▽

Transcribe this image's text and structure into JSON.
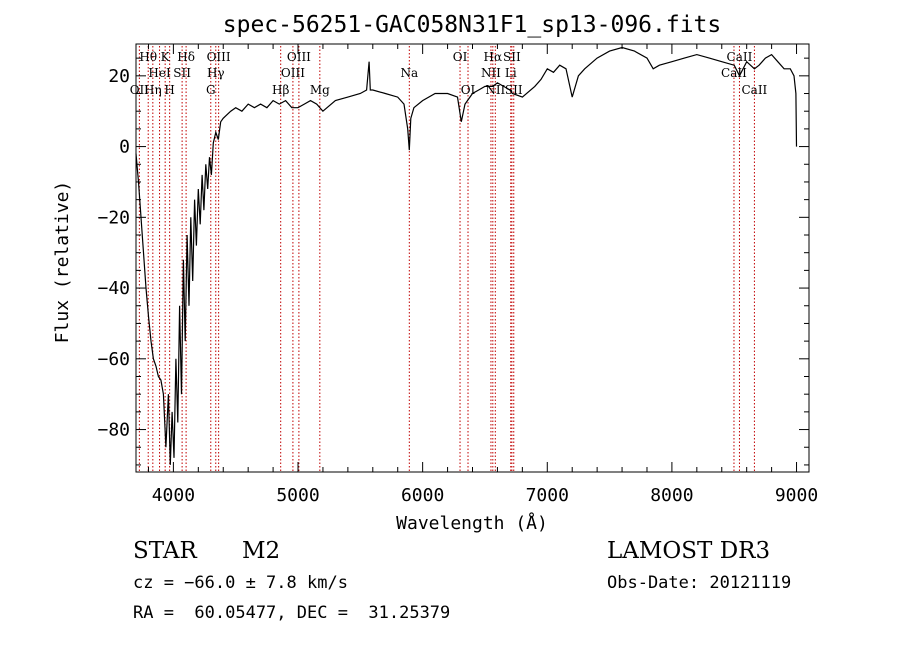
{
  "chart_data": {
    "type": "line",
    "title": "spec-56251-GAC058N31F1_sp13-096.fits",
    "xlabel": "Wavelength (Å)",
    "ylabel": "Flux (relative)",
    "xlim": [
      3700,
      9100
    ],
    "ylim": [
      -92,
      29
    ],
    "x_ticks": [
      4000,
      5000,
      6000,
      7000,
      8000,
      9000
    ],
    "x_tick_labels": [
      "4000",
      "5000",
      "6000",
      "7000",
      "8000",
      "9000"
    ],
    "y_ticks": [
      -80,
      -60,
      -40,
      -20,
      0,
      20
    ],
    "y_tick_labels": [
      "−80",
      "−60",
      "−40",
      "−20",
      "0",
      "20"
    ],
    "series": [
      {
        "name": "spectrum",
        "x": [
          3700,
          3720,
          3740,
          3760,
          3780,
          3800,
          3820,
          3840,
          3860,
          3880,
          3900,
          3920,
          3940,
          3960,
          3975,
          3990,
          4005,
          4020,
          4035,
          4050,
          4065,
          4080,
          4095,
          4110,
          4125,
          4140,
          4155,
          4170,
          4185,
          4200,
          4215,
          4230,
          4245,
          4260,
          4275,
          4290,
          4305,
          4320,
          4340,
          4360,
          4380,
          4400,
          4430,
          4460,
          4500,
          4550,
          4600,
          4650,
          4700,
          4750,
          4800,
          4850,
          4900,
          4950,
          5000,
          5050,
          5100,
          5150,
          5200,
          5300,
          5400,
          5500,
          5550,
          5570,
          5580,
          5600,
          5700,
          5800,
          5850,
          5880,
          5893,
          5905,
          5930,
          6000,
          6100,
          6200,
          6280,
          6310,
          6340,
          6400,
          6450,
          6500,
          6563,
          6600,
          6650,
          6700,
          6720,
          6800,
          6900,
          6950,
          7000,
          7050,
          7100,
          7150,
          7200,
          7250,
          7300,
          7400,
          7500,
          7600,
          7700,
          7800,
          7850,
          7900,
          8000,
          8100,
          8200,
          8300,
          8400,
          8500,
          8542,
          8600,
          8662,
          8700,
          8750,
          8800,
          8850,
          8900,
          8950,
          8980,
          8995,
          9000
        ],
        "values": [
          -2,
          -10,
          -20,
          -30,
          -40,
          -48,
          -55,
          -60,
          -62,
          -65,
          -66,
          -70,
          -85,
          -70,
          -90,
          -75,
          -88,
          -60,
          -78,
          -45,
          -70,
          -32,
          -55,
          -25,
          -45,
          -20,
          -38,
          -15,
          -28,
          -12,
          -22,
          -8,
          -18,
          -5,
          -12,
          -3,
          -8,
          1,
          4,
          2,
          7,
          8,
          9,
          10,
          11,
          10,
          12,
          11,
          12,
          11,
          13,
          12,
          13,
          11,
          11,
          12,
          13,
          12,
          10,
          13,
          14,
          15,
          16,
          24,
          16,
          16,
          15,
          14,
          12,
          5,
          -1,
          8,
          11,
          13,
          15,
          15,
          14,
          7,
          12,
          15,
          16,
          17,
          17,
          18,
          17,
          16,
          15,
          14,
          17,
          19,
          22,
          21,
          23,
          22,
          14,
          20,
          22,
          25,
          27,
          28,
          27,
          25,
          22,
          23,
          24,
          25,
          26,
          25,
          24,
          23,
          20,
          24,
          22,
          23,
          25,
          26,
          24,
          22,
          22,
          20,
          15,
          0
        ]
      }
    ],
    "line_markers": [
      {
        "w": 3727,
        "label": "OII",
        "row": 3
      },
      {
        "w": 3798,
        "label": "Hθ",
        "row": 1
      },
      {
        "w": 3835,
        "label": "Hη",
        "row": 3
      },
      {
        "w": 3889,
        "label": "HeI",
        "row": 2
      },
      {
        "w": 3934,
        "label": "K",
        "row": 1
      },
      {
        "w": 3970,
        "label": "H",
        "row": 3
      },
      {
        "w": 4070,
        "label": "SII",
        "row": 2
      },
      {
        "w": 4102,
        "label": "Hδ",
        "row": 1
      },
      {
        "w": 4300,
        "label": "G",
        "row": 3
      },
      {
        "w": 4340,
        "label": "Hγ",
        "row": 2
      },
      {
        "w": 4363,
        "label": "OIII",
        "row": 1
      },
      {
        "w": 4861,
        "label": "Hβ",
        "row": 3
      },
      {
        "w": 4959,
        "label": "OIII",
        "row": 2
      },
      {
        "w": 5007,
        "label": "OIII",
        "row": 1
      },
      {
        "w": 5175,
        "label": "Mg",
        "row": 3
      },
      {
        "w": 5893,
        "label": "Na",
        "row": 2
      },
      {
        "w": 6300,
        "label": "OI",
        "row": 1
      },
      {
        "w": 6364,
        "label": "OI",
        "row": 3
      },
      {
        "w": 6548,
        "label": "NII",
        "row": 2
      },
      {
        "w": 6563,
        "label": "Hα",
        "row": 1
      },
      {
        "w": 6583,
        "label": "NII",
        "row": 3
      },
      {
        "w": 6707,
        "label": "Li",
        "row": 2
      },
      {
        "w": 6716,
        "label": "SII",
        "row": 1
      },
      {
        "w": 6731,
        "label": "SII",
        "row": 3
      },
      {
        "w": 8498,
        "label": "CaII",
        "row": 2
      },
      {
        "w": 8542,
        "label": "CaII",
        "row": 1
      },
      {
        "w": 8662,
        "label": "CaII",
        "row": 3
      }
    ]
  },
  "info": {
    "object_class": "STAR",
    "subclass": "M2",
    "survey": "LAMOST DR3",
    "velocity": "cz = −66.0 ± 7.8 km/s",
    "obs_date": "Obs-Date: 20121119",
    "coords": "RA =  60.05477, DEC =  31.25379"
  },
  "colors": {
    "line": "#000000",
    "marker": "#c00000"
  }
}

△

§ **The exercise**:
Apart from the pictures, the entries above are to be repeated in full and exactly.

§ **Complete response**:
Transcribe this image's text and structure into JSON.
{
  "chart_data": {
    "type": "line",
    "title": "spec-56251-GAC058N31F1_sp13-096.fits",
    "xlabel": "Wavelength (Å)",
    "ylabel": "Flux (relative)",
    "xlim": [
      3700,
      9100
    ],
    "ylim": [
      -92,
      29
    ],
    "x_ticks": [
      4000,
      5000,
      6000,
      7000,
      8000,
      9000
    ],
    "x_tick_labels": [
      "4000",
      "5000",
      "6000",
      "7000",
      "8000",
      "9000"
    ],
    "y_ticks": [
      -80,
      -60,
      -40,
      -20,
      0,
      20
    ],
    "y_tick_labels": [
      "−80",
      "−60",
      "−40",
      "−20",
      "0",
      "20"
    ],
    "series": [
      {
        "name": "spectrum",
        "x": [
          3700,
          3720,
          3740,
          3760,
          3780,
          3800,
          3820,
          3840,
          3860,
          3880,
          3900,
          3920,
          3940,
          3960,
          3975,
          3990,
          4005,
          4020,
          4035,
          4050,
          4065,
          4080,
          4095,
          4110,
          4125,
          4140,
          4155,
          4170,
          4185,
          4200,
          4215,
          4230,
          4245,
          4260,
          4275,
          4290,
          4305,
          4320,
          4340,
          4360,
          4380,
          4400,
          4430,
          4460,
          4500,
          4550,
          4600,
          4650,
          4700,
          4750,
          4800,
          4850,
          4900,
          4950,
          5000,
          5050,
          5100,
          5150,
          5200,
          5300,
          5400,
          5500,
          5550,
          5570,
          5580,
          5600,
          5700,
          5800,
          5850,
          5880,
          5893,
          5905,
          5930,
          6000,
          6100,
          6200,
          6280,
          6310,
          6340,
          6400,
          6450,
          6500,
          6563,
          6600,
          6650,
          6700,
          6720,
          6800,
          6900,
          6950,
          7000,
          7050,
          7100,
          7150,
          7200,
          7250,
          7300,
          7400,
          7500,
          7600,
          7700,
          7800,
          7850,
          7900,
          8000,
          8100,
          8200,
          8300,
          8400,
          8500,
          8542,
          8600,
          8662,
          8700,
          8750,
          8800,
          8850,
          8900,
          8950,
          8980,
          8995,
          9000
        ],
        "values": [
          -2,
          -10,
          -20,
          -30,
          -40,
          -48,
          -55,
          -60,
          -62,
          -65,
          -66,
          -70,
          -85,
          -70,
          -90,
          -75,
          -88,
          -60,
          -78,
          -45,
          -70,
          -32,
          -55,
          -25,
          -45,
          -20,
          -38,
          -15,
          -28,
          -12,
          -22,
          -8,
          -18,
          -5,
          -12,
          -3,
          -8,
          1,
          4,
          2,
          7,
          8,
          9,
          10,
          11,
          10,
          12,
          11,
          12,
          11,
          13,
          12,
          13,
          11,
          11,
          12,
          13,
          12,
          10,
          13,
          14,
          15,
          16,
          24,
          16,
          16,
          15,
          14,
          12,
          5,
          -1,
          8,
          11,
          13,
          15,
          15,
          14,
          7,
          12,
          15,
          16,
          17,
          17,
          18,
          17,
          16,
          15,
          14,
          17,
          19,
          22,
          21,
          23,
          22,
          14,
          20,
          22,
          25,
          27,
          28,
          27,
          25,
          22,
          23,
          24,
          25,
          26,
          25,
          24,
          23,
          20,
          24,
          22,
          23,
          25,
          26,
          24,
          22,
          22,
          20,
          15,
          0
        ]
      }
    ],
    "line_markers": [
      {
        "w": 3727,
        "label": "OII",
        "row": 3
      },
      {
        "w": 3798,
        "label": "Hθ",
        "row": 1
      },
      {
        "w": 3835,
        "label": "Hη",
        "row": 3
      },
      {
        "w": 3889,
        "label": "HeI",
        "row": 2
      },
      {
        "w": 3934,
        "label": "K",
        "row": 1
      },
      {
        "w": 3970,
        "label": "H",
        "row": 3
      },
      {
        "w": 4070,
        "label": "SII",
        "row": 2
      },
      {
        "w": 4102,
        "label": "Hδ",
        "row": 1
      },
      {
        "w": 4300,
        "label": "G",
        "row": 3
      },
      {
        "w": 4340,
        "label": "Hγ",
        "row": 2
      },
      {
        "w": 4363,
        "label": "OIII",
        "row": 1
      },
      {
        "w": 4861,
        "label": "Hβ",
        "row": 3
      },
      {
        "w": 4959,
        "label": "OIII",
        "row": 2
      },
      {
        "w": 5007,
        "label": "OIII",
        "row": 1
      },
      {
        "w": 5175,
        "label": "Mg",
        "row": 3
      },
      {
        "w": 5893,
        "label": "Na",
        "row": 2
      },
      {
        "w": 6300,
        "label": "OI",
        "row": 1
      },
      {
        "w": 6364,
        "label": "OI",
        "row": 3
      },
      {
        "w": 6548,
        "label": "NII",
        "row": 2
      },
      {
        "w": 6563,
        "label": "Hα",
        "row": 1
      },
      {
        "w": 6583,
        "label": "NII",
        "row": 3
      },
      {
        "w": 6707,
        "label": "Li",
        "row": 2
      },
      {
        "w": 6716,
        "label": "SII",
        "row": 1
      },
      {
        "w": 6731,
        "label": "SII",
        "row": 3
      },
      {
        "w": 8498,
        "label": "CaII",
        "row": 2
      },
      {
        "w": 8542,
        "label": "CaII",
        "row": 1
      },
      {
        "w": 8662,
        "label": "CaII",
        "row": 3
      }
    ]
  },
  "info": {
    "object_class": "STAR",
    "subclass": "M2",
    "survey": "LAMOST DR3",
    "velocity": "cz = −66.0 ± 7.8 km/s",
    "obs_date": "Obs-Date: 20121119",
    "coords": "RA =  60.05477, DEC =  31.25379"
  },
  "colors": {
    "line": "#000000",
    "marker": "#c00000"
  }
}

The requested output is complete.